→ **Task description**: Can you give back only the rows starting at the line that has "help-button[interactable]: 帮助: [66, 434, 109, 453]" and stopping after the line that has "address-format-select[interactable]: 自动探测: [168, 322, 285, 340]", switching "chevron-down-icon" to "dropdown-arrow-icon" and leaving everything else the same?

Records
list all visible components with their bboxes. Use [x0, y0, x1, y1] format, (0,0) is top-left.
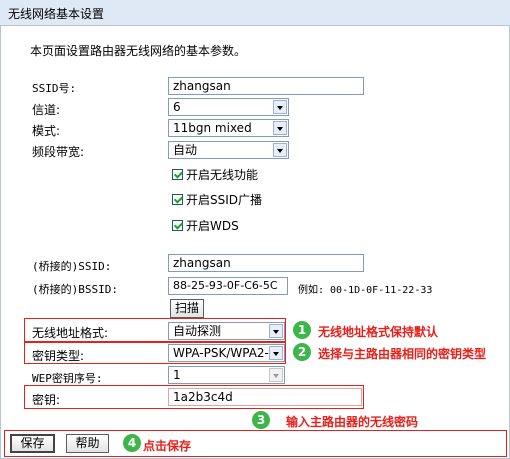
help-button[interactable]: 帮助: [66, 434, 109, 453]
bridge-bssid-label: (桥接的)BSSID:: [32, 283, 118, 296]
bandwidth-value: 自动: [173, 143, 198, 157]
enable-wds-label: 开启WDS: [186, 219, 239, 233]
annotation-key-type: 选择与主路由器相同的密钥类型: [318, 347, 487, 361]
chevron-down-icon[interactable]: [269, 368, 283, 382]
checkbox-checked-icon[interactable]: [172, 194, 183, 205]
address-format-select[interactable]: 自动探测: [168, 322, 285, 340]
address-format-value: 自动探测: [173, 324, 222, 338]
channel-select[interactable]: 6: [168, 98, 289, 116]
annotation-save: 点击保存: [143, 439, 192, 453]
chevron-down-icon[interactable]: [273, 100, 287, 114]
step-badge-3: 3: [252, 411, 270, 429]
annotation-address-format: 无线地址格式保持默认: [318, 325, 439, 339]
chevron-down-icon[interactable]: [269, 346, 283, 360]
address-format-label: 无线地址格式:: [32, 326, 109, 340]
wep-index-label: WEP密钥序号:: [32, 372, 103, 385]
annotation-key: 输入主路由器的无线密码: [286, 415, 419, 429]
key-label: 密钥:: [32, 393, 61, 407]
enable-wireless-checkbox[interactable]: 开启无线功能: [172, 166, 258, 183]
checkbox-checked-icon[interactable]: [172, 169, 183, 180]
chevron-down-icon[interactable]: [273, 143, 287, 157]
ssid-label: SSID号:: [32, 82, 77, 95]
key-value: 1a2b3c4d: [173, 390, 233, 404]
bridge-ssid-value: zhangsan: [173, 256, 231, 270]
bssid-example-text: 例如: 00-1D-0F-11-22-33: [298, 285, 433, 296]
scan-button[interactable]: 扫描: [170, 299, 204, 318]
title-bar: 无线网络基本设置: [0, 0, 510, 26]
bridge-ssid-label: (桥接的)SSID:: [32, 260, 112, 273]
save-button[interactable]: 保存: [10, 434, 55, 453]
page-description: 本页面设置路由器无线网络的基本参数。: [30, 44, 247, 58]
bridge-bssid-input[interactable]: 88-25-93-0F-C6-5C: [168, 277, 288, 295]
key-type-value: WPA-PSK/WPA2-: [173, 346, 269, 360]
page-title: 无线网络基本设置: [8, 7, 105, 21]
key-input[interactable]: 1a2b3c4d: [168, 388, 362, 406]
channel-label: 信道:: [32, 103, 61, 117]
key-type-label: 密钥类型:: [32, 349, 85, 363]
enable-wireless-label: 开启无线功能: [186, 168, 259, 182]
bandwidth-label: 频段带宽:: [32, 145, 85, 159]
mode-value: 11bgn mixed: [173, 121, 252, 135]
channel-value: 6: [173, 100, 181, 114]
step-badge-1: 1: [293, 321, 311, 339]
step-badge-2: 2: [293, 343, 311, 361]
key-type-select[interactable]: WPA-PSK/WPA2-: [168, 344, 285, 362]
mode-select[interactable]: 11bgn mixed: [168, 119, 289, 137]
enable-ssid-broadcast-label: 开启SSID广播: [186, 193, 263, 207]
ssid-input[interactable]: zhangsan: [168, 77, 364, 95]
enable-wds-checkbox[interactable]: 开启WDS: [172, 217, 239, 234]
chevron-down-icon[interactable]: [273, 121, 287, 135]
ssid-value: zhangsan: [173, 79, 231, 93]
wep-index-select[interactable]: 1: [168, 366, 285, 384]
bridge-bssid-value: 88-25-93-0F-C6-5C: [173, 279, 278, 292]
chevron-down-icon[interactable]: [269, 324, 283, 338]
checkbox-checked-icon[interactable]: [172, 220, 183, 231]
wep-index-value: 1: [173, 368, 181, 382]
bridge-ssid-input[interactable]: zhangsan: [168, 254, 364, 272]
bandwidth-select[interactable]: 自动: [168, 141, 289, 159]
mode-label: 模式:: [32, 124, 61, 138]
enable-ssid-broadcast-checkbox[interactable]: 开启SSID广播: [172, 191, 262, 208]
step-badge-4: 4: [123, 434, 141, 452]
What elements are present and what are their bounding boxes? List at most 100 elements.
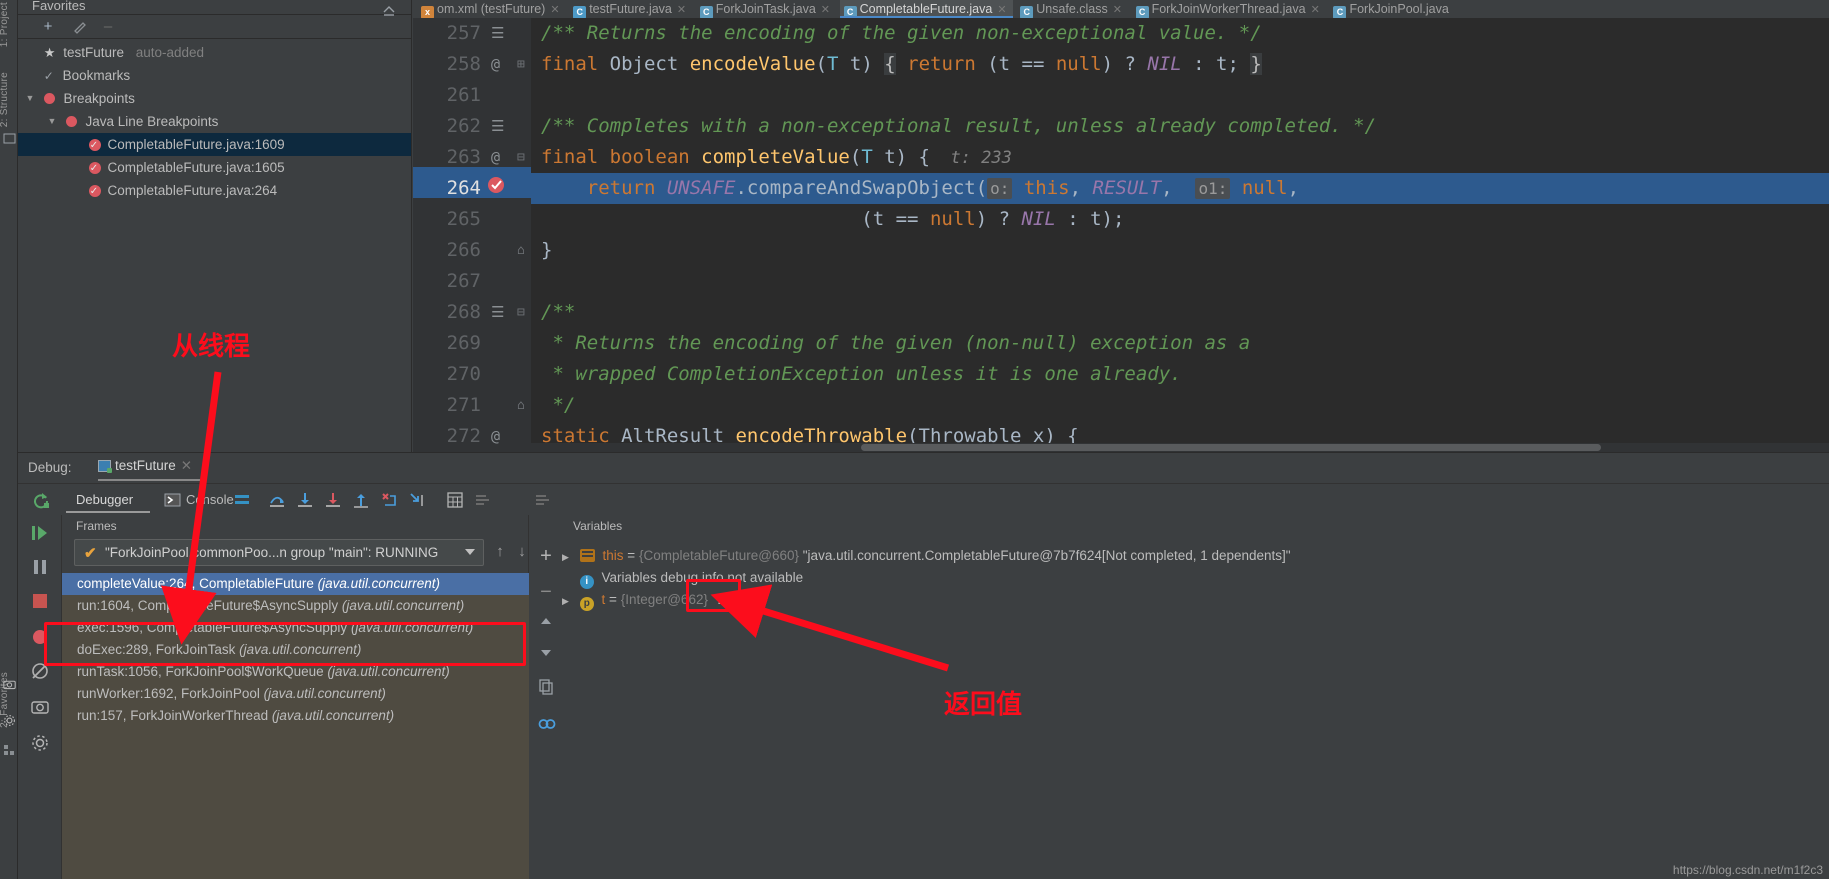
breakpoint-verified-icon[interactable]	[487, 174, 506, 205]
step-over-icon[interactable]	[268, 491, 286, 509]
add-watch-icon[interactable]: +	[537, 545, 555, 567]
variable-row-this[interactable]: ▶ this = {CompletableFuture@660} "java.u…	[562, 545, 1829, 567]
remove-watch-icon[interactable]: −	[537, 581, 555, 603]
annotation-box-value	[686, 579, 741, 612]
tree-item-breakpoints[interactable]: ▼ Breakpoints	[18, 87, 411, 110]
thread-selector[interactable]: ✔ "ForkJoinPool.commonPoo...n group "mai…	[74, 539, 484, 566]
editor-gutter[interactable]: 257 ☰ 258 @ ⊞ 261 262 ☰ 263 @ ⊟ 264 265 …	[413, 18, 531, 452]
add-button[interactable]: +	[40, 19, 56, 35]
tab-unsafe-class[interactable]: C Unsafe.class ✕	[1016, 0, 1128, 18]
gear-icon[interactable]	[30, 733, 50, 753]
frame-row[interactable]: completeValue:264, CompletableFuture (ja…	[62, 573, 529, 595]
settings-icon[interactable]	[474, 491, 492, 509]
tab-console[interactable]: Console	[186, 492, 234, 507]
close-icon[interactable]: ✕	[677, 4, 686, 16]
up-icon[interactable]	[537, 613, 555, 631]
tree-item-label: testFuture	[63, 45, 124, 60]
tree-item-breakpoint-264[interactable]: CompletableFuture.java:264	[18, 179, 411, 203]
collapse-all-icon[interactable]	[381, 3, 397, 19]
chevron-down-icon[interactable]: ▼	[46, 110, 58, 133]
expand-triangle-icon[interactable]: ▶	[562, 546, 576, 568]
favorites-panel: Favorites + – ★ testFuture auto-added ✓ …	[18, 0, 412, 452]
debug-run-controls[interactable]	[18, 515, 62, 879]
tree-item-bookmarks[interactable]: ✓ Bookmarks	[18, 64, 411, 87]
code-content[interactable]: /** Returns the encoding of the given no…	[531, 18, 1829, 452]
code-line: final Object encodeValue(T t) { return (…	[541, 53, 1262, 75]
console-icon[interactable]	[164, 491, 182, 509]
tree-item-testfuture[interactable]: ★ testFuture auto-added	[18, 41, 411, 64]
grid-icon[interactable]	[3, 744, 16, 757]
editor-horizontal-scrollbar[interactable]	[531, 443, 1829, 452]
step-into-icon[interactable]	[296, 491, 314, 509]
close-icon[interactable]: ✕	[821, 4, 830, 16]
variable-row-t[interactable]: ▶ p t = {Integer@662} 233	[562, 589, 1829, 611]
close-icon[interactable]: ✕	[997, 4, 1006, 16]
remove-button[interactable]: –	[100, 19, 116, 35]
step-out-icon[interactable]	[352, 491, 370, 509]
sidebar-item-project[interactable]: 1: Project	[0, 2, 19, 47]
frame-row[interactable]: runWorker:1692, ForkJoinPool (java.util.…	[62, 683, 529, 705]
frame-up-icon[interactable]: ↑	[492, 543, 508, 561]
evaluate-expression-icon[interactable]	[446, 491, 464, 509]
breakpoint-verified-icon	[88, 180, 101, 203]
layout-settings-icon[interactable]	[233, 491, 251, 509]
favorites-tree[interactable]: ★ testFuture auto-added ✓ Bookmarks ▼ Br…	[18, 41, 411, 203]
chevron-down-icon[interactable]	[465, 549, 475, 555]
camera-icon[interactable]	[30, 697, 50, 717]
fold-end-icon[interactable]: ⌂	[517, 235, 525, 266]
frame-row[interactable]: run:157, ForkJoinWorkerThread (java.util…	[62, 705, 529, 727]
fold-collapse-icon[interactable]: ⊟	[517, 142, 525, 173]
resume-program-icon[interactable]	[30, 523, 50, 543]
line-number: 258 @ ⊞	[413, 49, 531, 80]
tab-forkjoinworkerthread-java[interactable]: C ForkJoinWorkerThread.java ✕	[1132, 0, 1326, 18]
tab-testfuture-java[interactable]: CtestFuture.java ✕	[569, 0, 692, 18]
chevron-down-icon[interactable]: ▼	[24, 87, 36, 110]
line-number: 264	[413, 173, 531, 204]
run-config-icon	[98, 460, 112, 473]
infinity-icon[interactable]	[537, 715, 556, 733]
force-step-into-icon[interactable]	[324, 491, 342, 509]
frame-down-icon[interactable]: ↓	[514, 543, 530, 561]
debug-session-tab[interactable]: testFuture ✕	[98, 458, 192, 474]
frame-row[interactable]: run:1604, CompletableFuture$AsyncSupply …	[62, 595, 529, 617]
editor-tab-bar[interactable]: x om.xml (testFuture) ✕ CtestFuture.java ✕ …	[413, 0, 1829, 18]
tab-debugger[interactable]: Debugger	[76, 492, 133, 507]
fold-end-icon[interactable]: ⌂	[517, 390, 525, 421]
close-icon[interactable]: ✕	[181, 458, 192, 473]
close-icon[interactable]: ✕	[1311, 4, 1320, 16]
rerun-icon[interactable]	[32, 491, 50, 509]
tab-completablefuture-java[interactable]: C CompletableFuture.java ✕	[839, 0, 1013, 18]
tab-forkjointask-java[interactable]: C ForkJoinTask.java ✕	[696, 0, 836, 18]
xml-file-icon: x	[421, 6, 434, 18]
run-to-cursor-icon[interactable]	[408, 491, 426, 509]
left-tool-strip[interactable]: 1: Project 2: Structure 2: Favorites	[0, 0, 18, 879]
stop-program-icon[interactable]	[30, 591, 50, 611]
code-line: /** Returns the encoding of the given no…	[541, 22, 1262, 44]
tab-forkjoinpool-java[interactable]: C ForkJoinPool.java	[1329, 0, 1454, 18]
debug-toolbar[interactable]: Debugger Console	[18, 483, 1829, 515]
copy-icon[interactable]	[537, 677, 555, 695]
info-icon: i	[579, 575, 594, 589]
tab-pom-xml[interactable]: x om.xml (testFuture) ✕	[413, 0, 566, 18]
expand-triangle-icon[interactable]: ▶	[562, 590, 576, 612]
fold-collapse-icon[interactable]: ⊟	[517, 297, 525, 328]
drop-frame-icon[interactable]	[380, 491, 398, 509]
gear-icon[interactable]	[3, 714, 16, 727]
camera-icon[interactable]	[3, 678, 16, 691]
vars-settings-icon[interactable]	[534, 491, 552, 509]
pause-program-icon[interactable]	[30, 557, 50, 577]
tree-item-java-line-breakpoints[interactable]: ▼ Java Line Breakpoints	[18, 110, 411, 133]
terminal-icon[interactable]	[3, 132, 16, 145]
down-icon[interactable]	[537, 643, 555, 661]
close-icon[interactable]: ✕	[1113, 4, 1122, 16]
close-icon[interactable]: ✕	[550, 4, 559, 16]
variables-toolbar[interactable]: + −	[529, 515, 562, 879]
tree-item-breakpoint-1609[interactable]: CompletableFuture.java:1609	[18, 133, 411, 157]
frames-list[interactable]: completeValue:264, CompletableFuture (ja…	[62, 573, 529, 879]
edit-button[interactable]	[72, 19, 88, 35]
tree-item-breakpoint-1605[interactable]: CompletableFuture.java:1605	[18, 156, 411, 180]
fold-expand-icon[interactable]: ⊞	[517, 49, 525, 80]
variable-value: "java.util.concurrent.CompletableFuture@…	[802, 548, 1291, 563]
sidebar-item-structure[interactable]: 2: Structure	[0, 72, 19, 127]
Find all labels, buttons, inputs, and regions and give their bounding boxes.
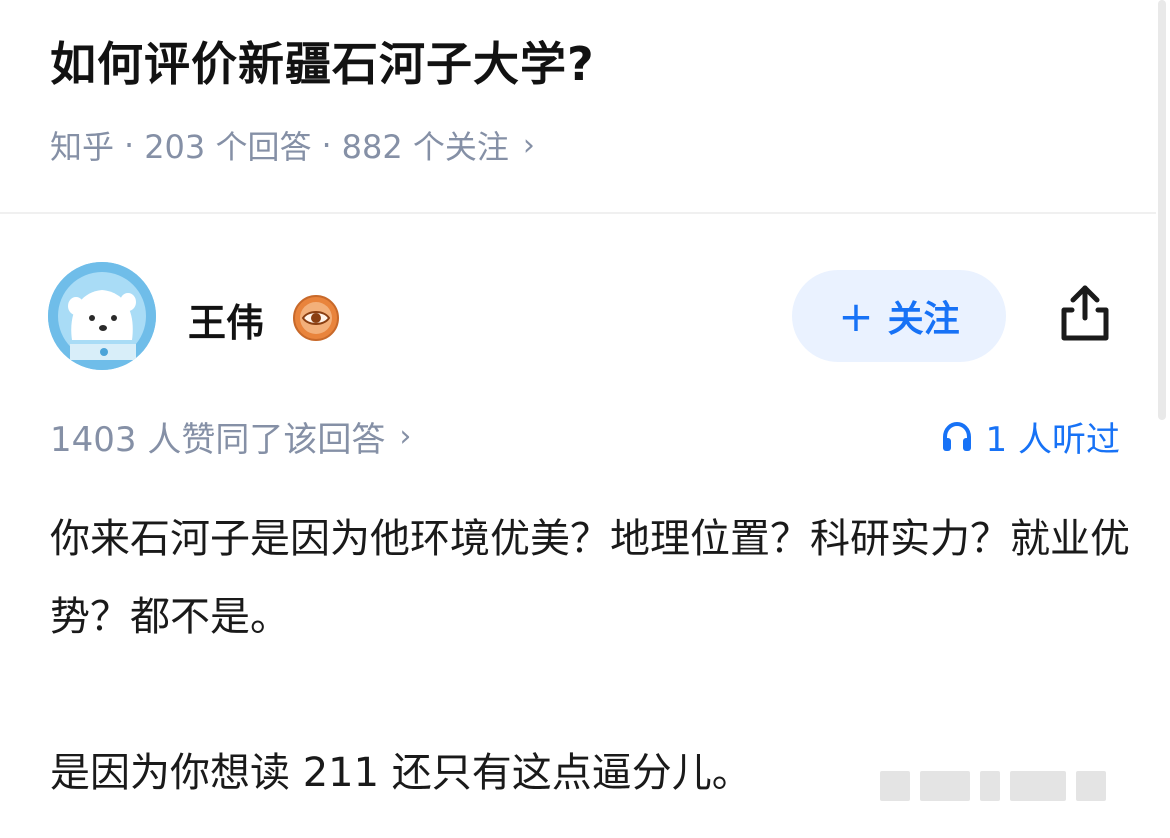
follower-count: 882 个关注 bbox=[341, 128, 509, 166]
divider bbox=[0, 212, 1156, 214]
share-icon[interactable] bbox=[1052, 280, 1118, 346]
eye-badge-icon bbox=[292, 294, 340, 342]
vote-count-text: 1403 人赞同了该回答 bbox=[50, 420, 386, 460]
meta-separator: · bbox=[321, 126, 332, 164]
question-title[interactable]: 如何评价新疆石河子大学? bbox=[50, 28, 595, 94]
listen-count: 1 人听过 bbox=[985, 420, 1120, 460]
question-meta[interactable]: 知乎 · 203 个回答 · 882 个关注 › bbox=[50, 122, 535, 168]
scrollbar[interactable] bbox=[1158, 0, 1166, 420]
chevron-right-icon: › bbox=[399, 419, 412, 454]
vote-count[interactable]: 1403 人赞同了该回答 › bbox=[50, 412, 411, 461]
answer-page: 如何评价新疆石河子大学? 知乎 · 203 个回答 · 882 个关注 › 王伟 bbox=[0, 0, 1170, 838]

→ **Answer to the exercise**:
help-button[interactable]: 帮助: [66, 434, 109, 453]
bridge-bssid-label: (桥接的)BSSID:: [32, 283, 118, 296]
bandwidth-value: 自动: [173, 143, 198, 157]
enable-wds-label: 开启WDS: [186, 219, 239, 233]
annotation-key-type: 选择与主路由器相同的密钥类型: [318, 347, 487, 361]
dropdown-arrow-icon[interactable]: [269, 368, 283, 382]
checkbox-checked-icon[interactable]: [172, 194, 183, 205]
address-format-select[interactable]: 自动探测: [168, 322, 285, 340]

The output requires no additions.